■ **EXERCISE INSTRUCTIONS**
Write what comes next in the market report on Indian bank and IT stock moves, picking up after its last sentence.

* Start DOCUMENT PASSAGE *

Punjab National Bank, Bank of India and Bank of Baroda gained by between 1.29% to 2.73%.
India's second largest private sector bank by net profit HDFC Bank rose 1.33%. HDFC Bank's advance tax payment reportedly rose 33% to Rs 800 crore in Q2 September 2011 over Q2 September 2010.
Axis Bank gained 3.11%. The private sector bank said on Friday, 16 September 2011, that its board has considered and unanimously approved the transfer of the financial services business of Enam Securities whereby the Enam Financial Services business will be demerged from Enam into the bank under a Scheme of Arrangement. Enam shareholders will get 5.7 equity shares of Axis Bank for every one equity share of Enam. Upon completion aforesaid transaction, the bank will sell the Enam Financial Services business to ASSL, its wholly owned subsidiary. ASSL will pay the bank a cash consideration of approximately Rs 274 crore, which represents the book value of the Enam Financial Services Business, Axis Bank said. A total of 1.37 crore shares of Axis Bank will be issued to Enam shareholders.
IT stocks rose on a weak rupee. The Indian rupee hit its weakest level in two years on Tuesday, 20 September 2011. The partially convertible rupee hit a low 48.24 in intraday trade--a level last seen on 25 September 2009. The rupee had closed at 47.815/825 on Monday, 19 September 2011. A weak rupee boosts revenue of IT companies in rupee terms as the sector derives a lion's share of revenue from exports.
India's largest software services exporter Wipro rose 2.74%. The company recently entered into a strategic alliance with Saab AB to develop and market protective software for the Swedish major's Land Electronic Defence System (LEDS). LEDS provides protection to light and medium combat vehicles and main battle tanks against rocket-propelled grenades, anti-tank missiles, mortars and artillery shells.
India's second largest software services exporter Infosys rose 3.22%. The company is reportedly close to acquiring the health care business of Thomson Reuters in a $700-750 million deal. If the deal goes through, it will be the largest acquisition by Infosys. Thomson Reuters' health care business provides data, analytics and performance benchmarking solutions and services to companies, government agencies and health care professionals.
India's largest software services exporter TCS gained 3.94%. The company said during market hours on Monday that Deutsche Bank has selected the company as a strategic partner for its production management transformation initiative within their capital market business unit. TCS's advance tax payment reportedly jumped 111.11% to Rs 570 crore in Q2 September 2011 over Q2 September 2010.

* End DOCUMENT PASSAGE *
* Start SUPPLIED ENTRIES *

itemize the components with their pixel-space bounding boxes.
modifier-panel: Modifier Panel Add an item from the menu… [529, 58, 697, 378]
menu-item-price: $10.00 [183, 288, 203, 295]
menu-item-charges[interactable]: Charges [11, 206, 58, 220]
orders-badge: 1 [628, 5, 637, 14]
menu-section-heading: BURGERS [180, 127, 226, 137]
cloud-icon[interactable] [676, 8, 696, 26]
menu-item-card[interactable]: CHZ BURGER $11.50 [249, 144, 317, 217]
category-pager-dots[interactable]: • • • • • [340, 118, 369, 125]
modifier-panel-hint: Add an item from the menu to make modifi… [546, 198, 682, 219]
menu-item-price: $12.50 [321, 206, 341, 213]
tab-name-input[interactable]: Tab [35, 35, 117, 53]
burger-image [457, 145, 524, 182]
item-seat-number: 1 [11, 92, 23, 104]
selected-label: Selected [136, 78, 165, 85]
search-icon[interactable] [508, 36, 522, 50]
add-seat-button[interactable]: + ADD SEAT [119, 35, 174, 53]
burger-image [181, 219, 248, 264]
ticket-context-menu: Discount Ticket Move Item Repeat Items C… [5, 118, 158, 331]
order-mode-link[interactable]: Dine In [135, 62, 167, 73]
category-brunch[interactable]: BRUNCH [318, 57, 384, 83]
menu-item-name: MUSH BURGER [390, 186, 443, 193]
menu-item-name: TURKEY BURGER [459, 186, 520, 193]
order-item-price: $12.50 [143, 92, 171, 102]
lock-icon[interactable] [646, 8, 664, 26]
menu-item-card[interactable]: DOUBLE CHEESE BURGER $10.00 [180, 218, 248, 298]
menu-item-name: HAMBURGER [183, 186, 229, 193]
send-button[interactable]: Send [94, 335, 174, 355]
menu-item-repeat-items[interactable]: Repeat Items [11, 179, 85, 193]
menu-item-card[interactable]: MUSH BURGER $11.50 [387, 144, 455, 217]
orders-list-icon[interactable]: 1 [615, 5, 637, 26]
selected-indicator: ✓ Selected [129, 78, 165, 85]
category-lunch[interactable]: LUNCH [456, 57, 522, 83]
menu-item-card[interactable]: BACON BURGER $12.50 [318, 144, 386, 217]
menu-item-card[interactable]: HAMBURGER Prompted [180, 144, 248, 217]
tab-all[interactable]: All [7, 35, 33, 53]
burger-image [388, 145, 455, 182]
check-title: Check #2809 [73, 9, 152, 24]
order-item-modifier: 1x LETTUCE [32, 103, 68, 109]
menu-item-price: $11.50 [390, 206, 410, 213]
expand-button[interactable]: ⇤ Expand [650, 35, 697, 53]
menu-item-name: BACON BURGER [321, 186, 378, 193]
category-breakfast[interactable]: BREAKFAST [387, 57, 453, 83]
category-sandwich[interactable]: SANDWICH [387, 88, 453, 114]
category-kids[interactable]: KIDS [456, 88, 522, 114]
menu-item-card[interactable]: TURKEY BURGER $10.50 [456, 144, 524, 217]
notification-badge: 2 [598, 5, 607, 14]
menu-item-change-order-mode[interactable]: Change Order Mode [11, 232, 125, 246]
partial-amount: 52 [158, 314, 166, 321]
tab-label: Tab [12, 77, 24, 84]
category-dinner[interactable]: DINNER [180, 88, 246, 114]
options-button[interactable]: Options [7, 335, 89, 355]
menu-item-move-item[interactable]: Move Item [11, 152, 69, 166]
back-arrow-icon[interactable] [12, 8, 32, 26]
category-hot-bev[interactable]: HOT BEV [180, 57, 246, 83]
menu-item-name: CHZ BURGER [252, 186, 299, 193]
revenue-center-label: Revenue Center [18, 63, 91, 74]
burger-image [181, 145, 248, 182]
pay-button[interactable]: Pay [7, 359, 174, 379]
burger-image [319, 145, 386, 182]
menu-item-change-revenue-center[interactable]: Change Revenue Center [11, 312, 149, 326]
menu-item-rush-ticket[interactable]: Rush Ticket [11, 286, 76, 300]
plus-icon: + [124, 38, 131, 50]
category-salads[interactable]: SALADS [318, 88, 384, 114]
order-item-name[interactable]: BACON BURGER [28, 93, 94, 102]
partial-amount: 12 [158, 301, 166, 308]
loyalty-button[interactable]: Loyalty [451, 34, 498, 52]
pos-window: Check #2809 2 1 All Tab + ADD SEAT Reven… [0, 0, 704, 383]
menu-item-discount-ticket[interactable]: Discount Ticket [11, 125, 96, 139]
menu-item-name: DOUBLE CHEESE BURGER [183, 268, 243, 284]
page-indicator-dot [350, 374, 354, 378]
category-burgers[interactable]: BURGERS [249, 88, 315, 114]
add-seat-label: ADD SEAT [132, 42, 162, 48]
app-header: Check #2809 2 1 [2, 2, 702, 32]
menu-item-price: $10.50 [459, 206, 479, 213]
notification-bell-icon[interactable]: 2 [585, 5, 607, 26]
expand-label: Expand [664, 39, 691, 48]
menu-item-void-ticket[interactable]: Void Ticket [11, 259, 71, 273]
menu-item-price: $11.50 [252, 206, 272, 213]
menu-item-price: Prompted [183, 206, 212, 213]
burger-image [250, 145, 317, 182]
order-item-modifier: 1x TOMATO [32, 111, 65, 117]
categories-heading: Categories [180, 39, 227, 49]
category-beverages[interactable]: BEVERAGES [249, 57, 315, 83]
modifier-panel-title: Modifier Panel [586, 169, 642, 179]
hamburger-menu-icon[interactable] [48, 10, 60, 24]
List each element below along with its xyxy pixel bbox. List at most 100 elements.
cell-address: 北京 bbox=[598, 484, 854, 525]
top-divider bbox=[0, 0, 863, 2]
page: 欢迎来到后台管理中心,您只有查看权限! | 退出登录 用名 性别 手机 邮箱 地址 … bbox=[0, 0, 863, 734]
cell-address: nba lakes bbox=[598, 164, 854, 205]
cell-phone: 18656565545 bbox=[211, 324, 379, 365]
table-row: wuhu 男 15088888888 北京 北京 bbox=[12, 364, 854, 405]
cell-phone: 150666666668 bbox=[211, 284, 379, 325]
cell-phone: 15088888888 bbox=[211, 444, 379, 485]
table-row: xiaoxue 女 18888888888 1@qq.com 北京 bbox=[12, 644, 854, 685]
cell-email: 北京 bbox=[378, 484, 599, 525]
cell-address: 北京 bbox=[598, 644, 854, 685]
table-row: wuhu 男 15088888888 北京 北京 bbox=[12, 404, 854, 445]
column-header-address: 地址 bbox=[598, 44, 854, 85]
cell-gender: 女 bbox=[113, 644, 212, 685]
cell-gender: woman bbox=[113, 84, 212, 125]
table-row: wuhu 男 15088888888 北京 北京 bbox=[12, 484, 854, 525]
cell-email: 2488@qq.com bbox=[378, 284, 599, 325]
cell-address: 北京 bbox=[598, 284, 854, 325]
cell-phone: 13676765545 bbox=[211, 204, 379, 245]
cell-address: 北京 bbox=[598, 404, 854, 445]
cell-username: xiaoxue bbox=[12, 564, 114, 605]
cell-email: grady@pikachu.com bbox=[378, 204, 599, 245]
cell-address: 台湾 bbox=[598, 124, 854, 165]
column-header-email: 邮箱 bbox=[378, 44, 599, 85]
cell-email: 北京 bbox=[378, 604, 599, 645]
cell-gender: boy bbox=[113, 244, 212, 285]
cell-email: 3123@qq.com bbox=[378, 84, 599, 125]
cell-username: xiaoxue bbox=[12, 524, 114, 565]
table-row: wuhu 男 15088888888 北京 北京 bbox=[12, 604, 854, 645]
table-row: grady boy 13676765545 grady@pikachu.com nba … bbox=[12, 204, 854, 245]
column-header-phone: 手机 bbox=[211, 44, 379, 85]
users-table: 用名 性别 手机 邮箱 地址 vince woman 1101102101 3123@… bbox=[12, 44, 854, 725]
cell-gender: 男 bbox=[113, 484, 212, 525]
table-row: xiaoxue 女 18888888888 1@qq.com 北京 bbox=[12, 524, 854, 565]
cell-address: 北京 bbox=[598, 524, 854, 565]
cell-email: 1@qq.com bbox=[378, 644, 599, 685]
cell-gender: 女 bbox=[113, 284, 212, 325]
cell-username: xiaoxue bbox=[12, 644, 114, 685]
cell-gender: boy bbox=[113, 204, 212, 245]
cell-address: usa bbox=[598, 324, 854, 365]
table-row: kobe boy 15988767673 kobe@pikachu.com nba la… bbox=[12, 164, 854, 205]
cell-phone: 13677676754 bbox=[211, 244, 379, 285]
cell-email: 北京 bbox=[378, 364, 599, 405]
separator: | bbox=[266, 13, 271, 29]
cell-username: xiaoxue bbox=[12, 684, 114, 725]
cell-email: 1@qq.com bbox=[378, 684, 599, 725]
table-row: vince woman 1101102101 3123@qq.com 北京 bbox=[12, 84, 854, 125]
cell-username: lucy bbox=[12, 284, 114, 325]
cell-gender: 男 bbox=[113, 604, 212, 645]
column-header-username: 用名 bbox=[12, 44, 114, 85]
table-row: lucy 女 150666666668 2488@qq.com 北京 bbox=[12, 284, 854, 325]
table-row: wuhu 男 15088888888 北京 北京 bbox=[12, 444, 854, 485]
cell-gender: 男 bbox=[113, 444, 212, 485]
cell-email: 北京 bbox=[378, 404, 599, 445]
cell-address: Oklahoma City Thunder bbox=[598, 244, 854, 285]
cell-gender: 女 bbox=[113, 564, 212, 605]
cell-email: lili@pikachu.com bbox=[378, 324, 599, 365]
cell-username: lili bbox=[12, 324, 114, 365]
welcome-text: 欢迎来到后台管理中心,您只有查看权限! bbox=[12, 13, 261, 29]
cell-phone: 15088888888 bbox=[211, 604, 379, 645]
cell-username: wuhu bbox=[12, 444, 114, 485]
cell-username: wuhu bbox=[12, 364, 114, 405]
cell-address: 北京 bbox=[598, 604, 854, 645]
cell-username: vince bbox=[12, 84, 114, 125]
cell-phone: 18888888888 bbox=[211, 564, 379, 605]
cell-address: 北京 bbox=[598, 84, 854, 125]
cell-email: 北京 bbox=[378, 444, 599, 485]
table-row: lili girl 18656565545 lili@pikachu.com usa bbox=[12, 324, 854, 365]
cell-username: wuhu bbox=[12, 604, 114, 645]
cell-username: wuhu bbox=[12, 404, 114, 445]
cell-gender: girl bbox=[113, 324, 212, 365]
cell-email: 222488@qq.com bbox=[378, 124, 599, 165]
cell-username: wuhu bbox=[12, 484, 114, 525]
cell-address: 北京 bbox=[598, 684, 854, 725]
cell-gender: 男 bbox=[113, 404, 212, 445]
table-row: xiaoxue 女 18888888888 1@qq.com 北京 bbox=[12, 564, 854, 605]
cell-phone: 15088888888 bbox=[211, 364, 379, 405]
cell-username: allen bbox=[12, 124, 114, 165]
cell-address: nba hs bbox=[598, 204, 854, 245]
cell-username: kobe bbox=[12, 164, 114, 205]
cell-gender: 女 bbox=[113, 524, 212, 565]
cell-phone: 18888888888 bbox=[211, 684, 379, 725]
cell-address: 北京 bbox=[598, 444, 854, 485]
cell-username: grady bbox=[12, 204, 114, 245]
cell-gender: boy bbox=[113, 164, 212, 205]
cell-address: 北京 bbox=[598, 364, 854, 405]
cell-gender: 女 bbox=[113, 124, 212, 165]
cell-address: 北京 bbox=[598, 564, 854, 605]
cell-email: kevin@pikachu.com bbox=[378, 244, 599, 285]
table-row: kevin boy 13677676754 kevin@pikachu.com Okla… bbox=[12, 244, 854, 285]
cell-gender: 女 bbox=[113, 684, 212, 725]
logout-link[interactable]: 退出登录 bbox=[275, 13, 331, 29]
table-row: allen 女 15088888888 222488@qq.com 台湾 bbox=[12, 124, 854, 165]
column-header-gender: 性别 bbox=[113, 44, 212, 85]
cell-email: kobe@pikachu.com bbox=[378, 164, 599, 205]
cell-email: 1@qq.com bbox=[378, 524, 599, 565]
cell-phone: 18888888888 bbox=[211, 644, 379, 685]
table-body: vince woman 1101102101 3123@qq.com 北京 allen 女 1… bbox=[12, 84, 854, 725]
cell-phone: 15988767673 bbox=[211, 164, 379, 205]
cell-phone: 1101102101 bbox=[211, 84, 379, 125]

* End SUPPLIED ENTRIES *

■ **RESPONSE TO THIS TASK**
HCL Technologies rose 2.92%, with the stock gaining for the second straight day. The company announced during market hours today that it has set up a software delivery center in Dublin. The company had on Monday announced that its business transformation division HCL AXON has undertaken a major implementation of the SAP® Customer Relationship Management (SAP CRM) application and an upgrade of SAP® for Utilities solutions at Sacramento Municipal Utility District (SMUD), a community-owned electric utility serving more than 1.4 million people. This is the 25th utility transformation program HCL has executed during the years in North America.
Anil Dhirubhai Ambani Group shares gained in a firm market. Reliance Infrastructure, Reliance MediaWorks, Reliance Capital, and Reliance Power gained by between 2.69% to 4.8%.
Reliance Communications (RCom) jumped 4.01% on reports private equity firms Blackstone Group and Carlyle Group L.P. are interested in making a joint bid for RCom's telecom tower unit.
Tata Motors, India's biggest auto maker by revenue, rose 2.94%. Tata Motors on Monday, 19 September 2011, said its Jaguar Land Rover luxury car unit will invest 355 million British pounds to build a new engine plant in the UK. The facility will produce a new range of four-cylinder gasoline and diesel engines with lower emissions that will power the future of Jaguar Land Rover, the Mumbai-based automaker said. The plant at i54 South Staffordshire, a business park near Wolverhampton in the UK's Midlands, is expected to create up to 750 direct jobs at Jaguar Land Rover and thousands more indirectly, it said.
Tata Motors' global vehicle sales in August rose 3% from a year earlier to 87,459 units. Sales at its UK-based luxury car unit, Jaguar Land Rover, jumped 31% to 21,242 vehicles during the month. Sales of Land Rover sport-utility vehicles surged 43% to 17,833 units, but Jaguar sedan sales fell 10% to 3,409 autos. Global sales of all trucks and buses rose 17% to 48,023 units, the company said. Tata Motors' advance tax payment reportedly remained unchanged at Rs 90 crore in Q2 September 2011 over Q2 September 2010.
Maruti Suzuki India rose 1.21%, reversing initial losses. The labour crisis at the car major reportedly aggravated on Monday when the bail plea of three union leaders arrested on Sunday was rejected by a court. Late Sunday, the police had arrested three main leaders representing the workers--president Sonu Gujjar, general secretary Shiv Kumar and Ravinder Kumar, an executive committee member of Maruti Suzuki Employees Union. The three will continue to be in judicial remand at Bhondsi jail for 14 days as the court dismissed their bail plea. They are likely to file new bail applications on Tuesday.
There has been trouble at the Manesar plant since 29 August 2011 when the company had asked employees to sign a 'good conduct bond' before they could enter the factory after the company said it discovered "serious and deliberate" quality problems and suspended and dismissed some employees.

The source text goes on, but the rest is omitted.